_What needs to be done_
Extract the listing below in full, unchanged.

## START Records for the exercise

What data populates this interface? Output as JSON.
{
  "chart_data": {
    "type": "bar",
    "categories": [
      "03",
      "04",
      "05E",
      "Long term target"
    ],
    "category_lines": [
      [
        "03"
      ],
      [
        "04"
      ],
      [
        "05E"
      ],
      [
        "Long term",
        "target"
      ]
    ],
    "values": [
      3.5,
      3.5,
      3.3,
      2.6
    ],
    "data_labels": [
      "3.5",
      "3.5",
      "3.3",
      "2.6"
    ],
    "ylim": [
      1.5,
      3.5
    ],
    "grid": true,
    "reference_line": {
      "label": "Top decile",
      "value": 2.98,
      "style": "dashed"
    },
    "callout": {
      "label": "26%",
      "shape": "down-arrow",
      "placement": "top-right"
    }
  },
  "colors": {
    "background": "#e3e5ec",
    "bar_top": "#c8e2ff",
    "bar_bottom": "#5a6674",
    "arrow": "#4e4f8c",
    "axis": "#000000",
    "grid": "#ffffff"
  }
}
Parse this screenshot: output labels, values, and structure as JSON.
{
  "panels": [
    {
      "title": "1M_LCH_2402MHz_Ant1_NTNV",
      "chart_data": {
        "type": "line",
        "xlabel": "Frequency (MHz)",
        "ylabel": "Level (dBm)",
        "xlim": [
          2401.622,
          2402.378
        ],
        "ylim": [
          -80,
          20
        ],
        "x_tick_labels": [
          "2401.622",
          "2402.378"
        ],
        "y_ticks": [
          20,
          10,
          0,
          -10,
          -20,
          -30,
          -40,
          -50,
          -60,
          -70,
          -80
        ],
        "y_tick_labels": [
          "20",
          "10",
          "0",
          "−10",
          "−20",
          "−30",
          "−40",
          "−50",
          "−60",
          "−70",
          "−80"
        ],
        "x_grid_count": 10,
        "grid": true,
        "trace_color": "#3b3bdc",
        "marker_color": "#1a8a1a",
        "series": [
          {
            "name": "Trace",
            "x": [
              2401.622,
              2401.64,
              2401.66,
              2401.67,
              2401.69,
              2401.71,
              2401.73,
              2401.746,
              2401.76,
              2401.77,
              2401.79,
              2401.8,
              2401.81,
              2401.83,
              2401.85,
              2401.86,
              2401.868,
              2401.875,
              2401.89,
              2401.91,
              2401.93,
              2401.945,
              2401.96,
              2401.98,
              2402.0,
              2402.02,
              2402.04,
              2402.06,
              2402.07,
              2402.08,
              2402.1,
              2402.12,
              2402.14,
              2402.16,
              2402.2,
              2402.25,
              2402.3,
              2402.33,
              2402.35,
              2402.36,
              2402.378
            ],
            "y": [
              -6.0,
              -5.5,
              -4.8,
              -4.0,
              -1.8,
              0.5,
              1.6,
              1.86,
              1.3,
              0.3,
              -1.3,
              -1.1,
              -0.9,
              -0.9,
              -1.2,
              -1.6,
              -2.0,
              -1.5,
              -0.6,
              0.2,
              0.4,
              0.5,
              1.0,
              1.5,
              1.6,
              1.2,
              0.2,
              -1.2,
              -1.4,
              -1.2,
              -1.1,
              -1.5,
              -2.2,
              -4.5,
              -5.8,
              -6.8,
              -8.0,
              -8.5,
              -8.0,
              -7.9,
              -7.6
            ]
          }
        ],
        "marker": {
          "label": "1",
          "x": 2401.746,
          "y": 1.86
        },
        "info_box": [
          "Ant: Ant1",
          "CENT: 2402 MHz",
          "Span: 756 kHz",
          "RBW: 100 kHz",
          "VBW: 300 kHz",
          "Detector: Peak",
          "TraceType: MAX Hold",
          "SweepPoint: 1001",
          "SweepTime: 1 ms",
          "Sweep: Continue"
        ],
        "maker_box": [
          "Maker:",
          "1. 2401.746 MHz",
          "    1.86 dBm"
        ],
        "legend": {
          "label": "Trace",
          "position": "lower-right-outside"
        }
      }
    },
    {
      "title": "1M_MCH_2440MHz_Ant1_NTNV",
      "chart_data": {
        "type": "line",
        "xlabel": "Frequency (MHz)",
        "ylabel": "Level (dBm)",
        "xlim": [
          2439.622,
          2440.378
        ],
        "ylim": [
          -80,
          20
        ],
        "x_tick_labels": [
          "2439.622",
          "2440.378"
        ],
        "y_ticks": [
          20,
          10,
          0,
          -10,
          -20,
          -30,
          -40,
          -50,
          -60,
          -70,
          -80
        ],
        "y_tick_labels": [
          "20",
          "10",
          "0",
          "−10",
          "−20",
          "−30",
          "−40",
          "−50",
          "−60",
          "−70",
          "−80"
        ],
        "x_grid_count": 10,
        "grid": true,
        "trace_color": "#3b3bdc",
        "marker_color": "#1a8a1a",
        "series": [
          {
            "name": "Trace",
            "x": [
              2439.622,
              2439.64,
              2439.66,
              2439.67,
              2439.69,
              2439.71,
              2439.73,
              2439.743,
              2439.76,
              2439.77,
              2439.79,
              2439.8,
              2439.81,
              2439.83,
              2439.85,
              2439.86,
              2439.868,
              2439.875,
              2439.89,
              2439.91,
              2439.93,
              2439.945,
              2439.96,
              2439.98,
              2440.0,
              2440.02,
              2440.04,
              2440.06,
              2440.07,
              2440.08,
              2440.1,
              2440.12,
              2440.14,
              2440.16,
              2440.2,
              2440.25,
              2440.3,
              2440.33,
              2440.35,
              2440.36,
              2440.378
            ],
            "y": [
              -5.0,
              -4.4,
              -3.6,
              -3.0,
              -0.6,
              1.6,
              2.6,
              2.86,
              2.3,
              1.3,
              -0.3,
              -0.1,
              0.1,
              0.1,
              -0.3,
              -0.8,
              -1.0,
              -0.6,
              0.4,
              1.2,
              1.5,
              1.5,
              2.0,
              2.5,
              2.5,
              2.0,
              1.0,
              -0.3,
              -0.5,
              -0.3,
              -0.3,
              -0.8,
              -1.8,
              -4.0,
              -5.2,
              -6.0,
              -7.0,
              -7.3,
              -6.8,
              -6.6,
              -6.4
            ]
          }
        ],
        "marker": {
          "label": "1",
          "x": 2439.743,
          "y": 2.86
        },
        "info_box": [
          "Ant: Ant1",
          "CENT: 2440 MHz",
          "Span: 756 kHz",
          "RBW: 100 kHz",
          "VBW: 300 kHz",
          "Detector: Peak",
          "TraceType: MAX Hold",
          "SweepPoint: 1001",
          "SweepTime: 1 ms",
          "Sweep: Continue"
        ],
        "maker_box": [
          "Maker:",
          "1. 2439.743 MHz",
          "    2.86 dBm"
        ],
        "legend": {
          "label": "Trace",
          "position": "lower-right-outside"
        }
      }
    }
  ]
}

## END Records for the exercise

_Finished answer_
What data populates this interface? Output as JSON.
{
  "chart_data": {
    "type": "bar",
    "categories": [
      "03",
      "04",
      "05E",
      "Long term target"
    ],
    "category_lines": [
      [
        "03"
      ],
      [
        "04"
      ],
      [
        "05E"
      ],
      [
        "Long term",
        "target"
      ]
    ],
    "values": [
      3.5,
      3.5,
      3.3,
      2.6
    ],
    "data_labels": [
      "3.5",
      "3.5",
      "3.3",
      "2.6"
    ],
    "ylim": [
      1.5,
      3.5
    ],
    "grid": true,
    "reference_line": {
      "label": "Top decile",
      "value": 2.98,
      "style": "dashed"
    },
    "callout": {
      "label": "26%",
      "shape": "down-arrow",
      "placement": "top-right"
    }
  },
  "colors": {
    "background": "#e3e5ec",
    "bar_top": "#c8e2ff",
    "bar_bottom": "#5a6674",
    "arrow": "#4e4f8c",
    "axis": "#000000",
    "grid": "#ffffff"
  }
}
Parse this screenshot: output labels, values, and structure as JSON.
{
  "panels": [
    {
      "title": "1M_LCH_2402MHz_Ant1_NTNV",
      "chart_data": {
        "type": "line",
        "xlabel": "Frequency (MHz)",
        "ylabel": "Level (dBm)",
        "xlim": [
          2401.622,
          2402.378
        ],
        "ylim": [
          -80,
          20
        ],
        "x_tick_labels": [
          "2401.622",
          "2402.378"
        ],
        "y_ticks": [
          20,
          10,
          0,
          -10,
          -20,
          -30,
          -40,
          -50,
          -60,
          -70,
          -80
        ],
        "y_tick_labels": [
          "20",
          "10",
          "0",
          "−10",
          "−20",
          "−30",
          "−40",
          "−50",
          "−60",
          "−70",
          "−80"
        ],
        "x_grid_count": 10,
        "grid": true,
        "trace_color": "#3b3bdc",
        "marker_color": "#1a8a1a",
        "series": [
          {
            "name": "Trace",
            "x": [
              2401.622,
              2401.64,
              2401.66,
              2401.67,
              2401.69,
              2401.71,
              2401.73,
              2401.746,
              2401.76,
              2401.77,
              2401.79,
              2401.8,
              2401.81,
              2401.83,
              2401.85,
              2401.86,
              2401.868,
              2401.875,
              2401.89,
              2401.91,
              2401.93,
              2401.945,
              2401.96,
              2401.98,
              2402.0,
              2402.02,
              2402.04,
              2402.06,
              2402.07,
              2402.08,
              2402.1,
              2402.12,
              2402.14,
              2402.16,
              2402.2,
              2402.25,
              2402.3,
              2402.33,
              2402.35,
              2402.36,
              2402.378
            ],
            "y": [
              -6.0,
              -5.5,
              -4.8,
              -4.0,
              -1.8,
              0.5,
              1.6,
              1.86,
              1.3,
              0.3,
              -1.3,
              -1.1,
              -0.9,
              -0.9,
              -1.2,
              -1.6,
              -2.0,
              -1.5,
              -0.6,
              0.2,
              0.4,
              0.5,
              1.0,
              1.5,
              1.6,
              1.2,
              0.2,
              -1.2,
              -1.4,
              -1.2,
              -1.1,
              -1.5,
              -2.2,
              -4.5,
              -5.8,
              -6.8,
              -8.0,
              -8.5,
              -8.0,
              -7.9,
              -7.6
            ]
          }
        ],
        "marker": {
          "label": "1",
          "x": 2401.746,
          "y": 1.86
        },
        "info_box": [
          "Ant: Ant1",
          "CENT: 2402 MHz",
          "Span: 756 kHz",
          "RBW: 100 kHz",
          "VBW: 300 kHz",
          "Detector: Peak",
          "TraceType: MAX Hold",
          "SweepPoint: 1001",
          "SweepTime: 1 ms",
          "Sweep: Continue"
        ],
        "maker_box": [
          "Maker:",
          "1. 2401.746 MHz",
          "    1.86 dBm"
        ],
        "legend": {
          "label": "Trace",
          "position": "lower-right-outside"
        }
      }
    },
    {
      "title": "1M_MCH_2440MHz_Ant1_NTNV",
      "chart_data": {
        "type": "line",
        "xlabel": "Frequency (MHz)",
        "ylabel": "Level (dBm)",
        "xlim": [
          2439.622,
          2440.378
        ],
        "ylim": [
          -80,
          20
        ],
        "x_tick_labels": [
          "2439.622",
          "2440.378"
        ],
        "y_ticks": [
          20,
          10,
          0,
          -10,
          -20,
          -30,
          -40,
          -50,
          -60,
          -70,
          -80
        ],
        "y_tick_labels": [
          "20",
          "10",
          "0",
          "−10",
          "−20",
          "−30",
          "−40",
          "−50",
          "−60",
          "−70",
          "−80"
        ],
        "x_grid_count": 10,
        "grid": true,
        "trace_color": "#3b3bdc",
        "marker_color": "#1a8a1a",
        "series": [
          {
            "name": "Trace",
            "x": [
              2439.622,
              2439.64,
              2439.66,
              2439.67,
              2439.69,
              2439.71,
              2439.73,
              2439.743,
              2439.76,
              2439.77,
              2439.79,
              2439.8,
              2439.81,
              2439.83,
              2439.85,
              2439.86,
              2439.868,
              2439.875,
              2439.89,
              2439.91,
              2439.93,
              2439.945,
              2439.96,
              2439.98,
              2440.0,
              2440.02,
              2440.04,
              2440.06,
              2440.07,
              2440.08,
              2440.1,
              2440.12,
              2440.14,
              2440.16,
              2440.2,
              2440.25,
              2440.3,
              2440.33,
              2440.35,
              2440.36,
              2440.378
            ],
            "y": [
              -5.0,
              -4.4,
              -3.6,
              -3.0,
              -0.6,
              1.6,
              2.6,
              2.86,
              2.3,
              1.3,
              -0.3,
              -0.1,
              0.1,
              0.1,
              -0.3,
              -0.8,
              -1.0,
              -0.6,
              0.4,
              1.2,
              1.5,
              1.5,
              2.0,
              2.5,
              2.5,
              2.0,
              1.0,
              -0.3,
              -0.5,
              -0.3,
              -0.3,
              -0.8,
              -1.8,
              -4.0,
              -5.2,
              -6.0,
              -7.0,
              -7.3,
              -6.8,
              -6.6,
              -6.4
            ]
          }
        ],
        "marker": {
          "label": "1",
          "x": 2439.743,
          "y": 2.86
        },
        "info_box": [
          "Ant: Ant1",
          "CENT: 2440 MHz",
          "Span: 756 kHz",
          "RBW: 100 kHz",
          "VBW: 300 kHz",
          "Detector: Peak",
          "TraceType: MAX Hold",
          "SweepPoint: 1001",
          "SweepTime: 1 ms",
          "Sweep: Continue"
        ],
        "maker_box": [
          "Maker:",
          "1. 2439.743 MHz",
          "    2.86 dBm"
        ],
        "legend": {
          "label": "Trace",
          "position": "lower-right-outside"
        }
      }
    }
  ]
}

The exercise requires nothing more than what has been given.